§ **Written request**:
Below are some entries. Work out how many of their lines hold the word "frac", and write that number alone.

§ **Exercise input**:
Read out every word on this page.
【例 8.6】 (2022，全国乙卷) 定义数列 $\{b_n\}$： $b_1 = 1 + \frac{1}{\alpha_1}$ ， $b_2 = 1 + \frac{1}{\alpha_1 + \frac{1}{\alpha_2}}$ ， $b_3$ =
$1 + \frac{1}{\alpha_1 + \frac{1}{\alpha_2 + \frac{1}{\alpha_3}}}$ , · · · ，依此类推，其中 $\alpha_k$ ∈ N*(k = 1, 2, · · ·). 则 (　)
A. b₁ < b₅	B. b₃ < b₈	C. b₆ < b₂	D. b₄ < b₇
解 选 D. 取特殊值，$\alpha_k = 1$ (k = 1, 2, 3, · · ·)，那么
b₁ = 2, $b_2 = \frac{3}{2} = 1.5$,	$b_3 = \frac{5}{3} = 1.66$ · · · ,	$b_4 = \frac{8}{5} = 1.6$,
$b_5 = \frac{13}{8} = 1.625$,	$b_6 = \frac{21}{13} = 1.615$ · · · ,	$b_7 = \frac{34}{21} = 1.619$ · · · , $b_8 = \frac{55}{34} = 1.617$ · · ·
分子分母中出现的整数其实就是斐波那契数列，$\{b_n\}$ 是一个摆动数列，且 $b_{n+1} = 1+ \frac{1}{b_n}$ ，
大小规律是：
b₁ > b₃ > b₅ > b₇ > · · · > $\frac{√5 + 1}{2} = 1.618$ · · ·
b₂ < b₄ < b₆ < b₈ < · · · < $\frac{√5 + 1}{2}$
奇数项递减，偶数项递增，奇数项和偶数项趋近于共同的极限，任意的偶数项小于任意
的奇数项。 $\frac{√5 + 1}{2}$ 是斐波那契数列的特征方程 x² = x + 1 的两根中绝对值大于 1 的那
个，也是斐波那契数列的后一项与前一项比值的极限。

§ **Answer below**:
8